Stored data entries:
________________

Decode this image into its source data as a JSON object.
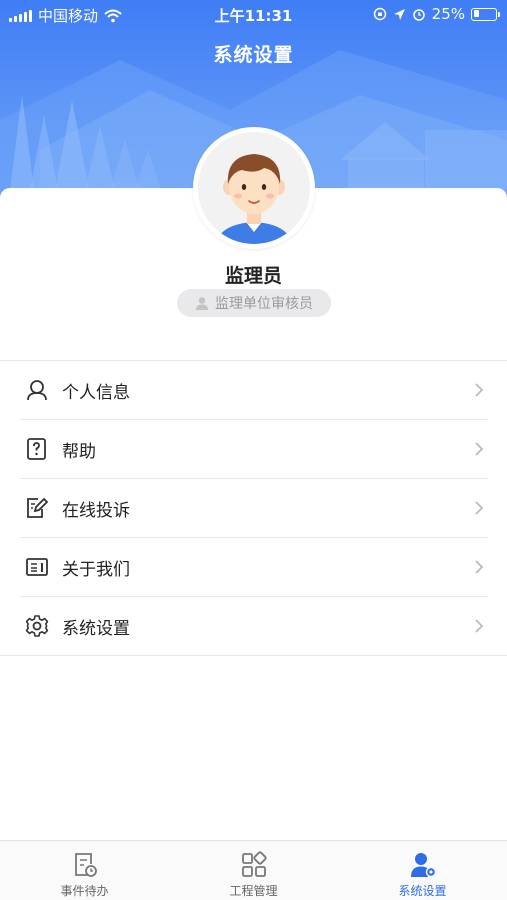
{
  "status_bar": {
    "carrier": "中国移动",
    "time": "上午11:31",
    "battery_percent": "25%",
    "battery_level": 0.25
  },
  "header": {
    "title": "系统设置"
  },
  "profile": {
    "name": "监理员",
    "role": "监理单位审核员"
  },
  "menu": {
    "items": [
      {
        "label": "个人信息",
        "icon": "user-outline-icon"
      },
      {
        "label": "帮助",
        "icon": "help-icon"
      },
      {
        "label": "在线投诉",
        "icon": "edit-icon"
      },
      {
        "label": "关于我们",
        "icon": "info-card-icon"
      },
      {
        "label": "系统设置",
        "icon": "gear-icon"
      }
    ]
  },
  "tabbar": {
    "tabs": [
      {
        "label": "事件待办",
        "icon": "todo-icon",
        "active": false
      },
      {
        "label": "工程管理",
        "icon": "grid-icon",
        "active": false
      },
      {
        "label": "系统设置",
        "icon": "user-settings-icon",
        "active": true
      }
    ],
    "active_color": "#2e6de6"
  },
  "colors": {
    "header_blue": "#3f7df5"
  }
}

________________

AIM OF THE TASK: Working from the material above, transcribe it exactly while omitting pictures.

FINISHED TASK:
Decode this image into its source data as a JSON object.
{
  "status_bar": {
    "carrier": "中国移动",
    "time": "上午11:31",
    "battery_percent": "25%",
    "battery_level": 0.25
  },
  "header": {
    "title": "系统设置"
  },
  "profile": {
    "name": "监理员",
    "role": "监理单位审核员"
  },
  "menu": {
    "items": [
      {
        "label": "个人信息",
        "icon": "user-outline-icon"
      },
      {
        "label": "帮助",
        "icon": "help-icon"
      },
      {
        "label": "在线投诉",
        "icon": "edit-icon"
      },
      {
        "label": "关于我们",
        "icon": "info-card-icon"
      },
      {
        "label": "系统设置",
        "icon": "gear-icon"
      }
    ]
  },
  "tabbar": {
    "tabs": [
      {
        "label": "事件待办",
        "icon": "todo-icon",
        "active": false
      },
      {
        "label": "工程管理",
        "icon": "grid-icon",
        "active": false
      },
      {
        "label": "系统设置",
        "icon": "user-settings-icon",
        "active": true
      }
    ],
    "active_color": "#2e6de6"
  },
  "colors": {
    "header_blue": "#3f7df5"
  }
}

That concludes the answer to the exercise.